**PROBLEM 1:**
In the mailing-list reply about MultiValueDict, what does MultiValueDict rely on in a couple of places?
**PROBLEM 2:**
Copy the mailing-list reply about MultiValueDict word for word, starting with "2018-01-05 Thread Ole" and going on through "adaptations are required.".
**PROBLEM 3:**
Write what comes next in the mailing-list reply about MultiValueDict and form ordering, picking up after its last sentence.

**SUPPLIED TEXT:**
2018-01-05 Thread Ole Laursen
2018-01-05 17:12 GMT+01:00 Tim Graham :
> Hi, Did you try writing a patch? I naively tried "class
> MultiValueDict(OrderedDict):" as the only change and it doesn't pass the
> tests. Perhaps more adaptations are required.

Tried just now, and yeah it takes a little more adaptation.
MultiValueDict is relying on __setitem__ not being called by the
underlying dict implementation in a couple of places, e.g.
MultiValueDict({ "foo": [ "bar"] }). I'm happy to write a little patch
if the idea makes sense.


> As for the motivation, I'm not sure if you described the problem in enough
> detail. (i.e. what does "It makes highly dynamic form situations more
> tedious to handle" mean?)

If you are using Javascript to insert extra forms or rearrange input
fields, and the order matters, then you can't use request.POST without
some kind of bookkeeping workaround. Either by encoding and
maintaining a sequence number client-side, or by adding extra fields
to handle it.

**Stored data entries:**
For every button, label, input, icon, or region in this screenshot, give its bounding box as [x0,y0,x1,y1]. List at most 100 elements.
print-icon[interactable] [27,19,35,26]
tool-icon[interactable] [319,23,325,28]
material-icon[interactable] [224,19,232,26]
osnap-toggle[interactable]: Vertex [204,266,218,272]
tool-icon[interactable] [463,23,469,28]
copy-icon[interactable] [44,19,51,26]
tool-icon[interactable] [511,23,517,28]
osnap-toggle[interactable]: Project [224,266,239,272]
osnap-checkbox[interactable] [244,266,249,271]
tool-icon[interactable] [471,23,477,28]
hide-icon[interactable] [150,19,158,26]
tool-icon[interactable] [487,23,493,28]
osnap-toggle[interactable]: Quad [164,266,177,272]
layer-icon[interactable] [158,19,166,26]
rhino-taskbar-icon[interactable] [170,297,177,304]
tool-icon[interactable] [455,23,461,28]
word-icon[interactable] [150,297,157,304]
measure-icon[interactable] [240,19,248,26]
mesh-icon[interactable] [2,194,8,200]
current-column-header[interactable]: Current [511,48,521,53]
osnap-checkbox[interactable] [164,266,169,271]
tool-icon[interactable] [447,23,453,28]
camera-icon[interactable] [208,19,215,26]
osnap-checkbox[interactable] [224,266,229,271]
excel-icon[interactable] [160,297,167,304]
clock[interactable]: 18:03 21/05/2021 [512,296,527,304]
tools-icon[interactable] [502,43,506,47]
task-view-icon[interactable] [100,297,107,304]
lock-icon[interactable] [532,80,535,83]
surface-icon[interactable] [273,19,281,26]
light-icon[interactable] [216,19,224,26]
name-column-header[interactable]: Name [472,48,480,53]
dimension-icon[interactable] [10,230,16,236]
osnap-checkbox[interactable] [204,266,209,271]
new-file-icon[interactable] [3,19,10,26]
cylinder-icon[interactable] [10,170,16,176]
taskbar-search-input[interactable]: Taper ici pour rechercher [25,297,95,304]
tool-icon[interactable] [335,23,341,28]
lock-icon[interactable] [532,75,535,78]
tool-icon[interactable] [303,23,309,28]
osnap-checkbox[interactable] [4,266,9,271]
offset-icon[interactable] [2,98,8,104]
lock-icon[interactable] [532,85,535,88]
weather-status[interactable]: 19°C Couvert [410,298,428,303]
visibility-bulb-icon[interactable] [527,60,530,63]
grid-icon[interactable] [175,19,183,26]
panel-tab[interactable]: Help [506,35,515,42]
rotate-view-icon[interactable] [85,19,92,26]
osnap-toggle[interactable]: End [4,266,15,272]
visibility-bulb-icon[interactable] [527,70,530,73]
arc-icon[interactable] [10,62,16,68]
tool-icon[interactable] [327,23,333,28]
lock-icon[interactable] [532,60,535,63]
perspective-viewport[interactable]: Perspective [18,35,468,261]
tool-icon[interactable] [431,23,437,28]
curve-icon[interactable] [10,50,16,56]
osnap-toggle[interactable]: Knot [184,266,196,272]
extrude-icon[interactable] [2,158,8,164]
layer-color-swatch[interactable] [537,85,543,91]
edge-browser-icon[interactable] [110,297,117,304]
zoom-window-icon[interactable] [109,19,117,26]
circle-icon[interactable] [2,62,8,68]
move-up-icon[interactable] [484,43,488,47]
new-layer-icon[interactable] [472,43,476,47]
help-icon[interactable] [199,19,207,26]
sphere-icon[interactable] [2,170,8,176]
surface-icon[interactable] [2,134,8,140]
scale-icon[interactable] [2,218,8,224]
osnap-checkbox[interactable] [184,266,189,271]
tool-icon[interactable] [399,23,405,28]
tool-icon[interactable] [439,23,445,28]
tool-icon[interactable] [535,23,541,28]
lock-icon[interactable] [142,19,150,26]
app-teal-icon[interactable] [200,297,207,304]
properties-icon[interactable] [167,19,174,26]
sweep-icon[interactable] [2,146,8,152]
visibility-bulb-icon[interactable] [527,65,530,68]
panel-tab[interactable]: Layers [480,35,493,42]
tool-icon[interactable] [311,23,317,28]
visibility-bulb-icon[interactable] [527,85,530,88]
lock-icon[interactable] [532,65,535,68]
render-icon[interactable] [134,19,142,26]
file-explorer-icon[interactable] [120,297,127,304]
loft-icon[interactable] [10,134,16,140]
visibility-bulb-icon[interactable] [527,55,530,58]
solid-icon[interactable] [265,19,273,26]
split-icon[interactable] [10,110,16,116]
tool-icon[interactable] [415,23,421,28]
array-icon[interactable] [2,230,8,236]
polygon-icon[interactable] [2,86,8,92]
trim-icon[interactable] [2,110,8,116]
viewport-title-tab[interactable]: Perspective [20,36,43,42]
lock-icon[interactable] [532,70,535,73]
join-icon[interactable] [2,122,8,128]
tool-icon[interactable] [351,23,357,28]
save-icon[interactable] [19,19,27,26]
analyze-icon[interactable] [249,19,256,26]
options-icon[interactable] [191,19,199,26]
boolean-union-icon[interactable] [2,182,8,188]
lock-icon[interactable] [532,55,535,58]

**WRITTEN REPLY 1:**
It relies on __setitem__ not being called by the underlying dict implementation.

**WRITTEN REPLY 2:**
2018-01-05 Thread Ole Laursen
2018-01-05 17:12 GMT+01:00 Tim Graham :
> Hi, Did you try writing a patch? I naively tried "class
> MultiValueDict(OrderedDict):" as the only change and it doesn't pass the
> tests. Perhaps more adaptations are required.

**WRITTEN REPLY 3:**
For instance, I have a bunch of rows like this where rows can be
rearranged by dragging:

  Foo: 1___   Bar:  hello__   [x]

  Foo: 3___   Baz:  [ Choice 1 ][x]

 [Add row]

I'm using a form to validate each row - so each have a name prefix.
Ideally, I could just go through request.POST.keys(), look for each
new set of values and instantiate forms as needed.


> If Python 3.6 preserves order, is this only an issue on Python 3.5? If so,
> I'd guess there would be little motivation in making a change (if it's a
> non-trivial change) given 3.5 will be end-of-life soon enough (2020).

Unfortunately, it's only preserved as an implementation detail, if you
write code that depends on the order being preserved, then you need to
derive from OrderedDict. There was a thread on the Python list, and
you can see here

https://docs.python.org/3.6/whatsnew/3.6.html

that they're careful not to say that dict preserves the order.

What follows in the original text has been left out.